• _Set exercise_: Write the records out again, precisely as they stand.

• _Data entries_:
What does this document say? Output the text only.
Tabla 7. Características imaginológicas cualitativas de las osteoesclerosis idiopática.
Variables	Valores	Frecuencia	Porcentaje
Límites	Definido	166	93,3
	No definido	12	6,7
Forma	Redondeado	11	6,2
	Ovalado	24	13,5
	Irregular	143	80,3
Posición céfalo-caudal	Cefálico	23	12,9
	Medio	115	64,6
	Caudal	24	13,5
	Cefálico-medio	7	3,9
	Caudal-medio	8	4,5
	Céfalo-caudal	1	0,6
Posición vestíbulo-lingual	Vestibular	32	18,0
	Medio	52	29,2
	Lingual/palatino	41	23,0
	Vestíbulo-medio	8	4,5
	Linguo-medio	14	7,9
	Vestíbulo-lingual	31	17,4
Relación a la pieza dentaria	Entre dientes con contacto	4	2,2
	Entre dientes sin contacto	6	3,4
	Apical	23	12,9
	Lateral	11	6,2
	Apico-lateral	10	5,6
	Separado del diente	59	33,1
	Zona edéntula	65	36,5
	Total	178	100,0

• _Exercise output_:
What does this document say? Output the text only.
Tabla 7. Características imaginológicas cualitativas de las osteoesclerosis idiopática.
Variables	Valores	Frecuencia	Porcentaje
Límites	Definido	166	93,3
	No definido	12	6,7
Forma	Redondeado	11	6,2
	Ovalado	24	13,5
	Irregular	143	80,3
Posición céfalo-caudal	Cefálico	23	12,9
	Medio	115	64,6
	Caudal	24	13,5
	Cefálico-medio	7	3,9
	Caudal-medio	8	4,5
	Céfalo-caudal	1	0,6
Posición vestíbulo-lingual	Vestibular	32	18,0
	Medio	52	29,2
	Lingual/palatino	41	23,0
	Vestíbulo-medio	8	4,5
	Linguo-medio	14	7,9
	Vestíbulo-lingual	31	17,4
Relación a la pieza dentaria	Entre dientes con contacto	4	2,2
	Entre dientes sin contacto	6	3,4
	Apical	23	12,9
	Lateral	11	6,2
	Apico-lateral	10	5,6
	Separado del diente	59	33,1
	Zona edéntula	65	36,5
	Total	178	100,0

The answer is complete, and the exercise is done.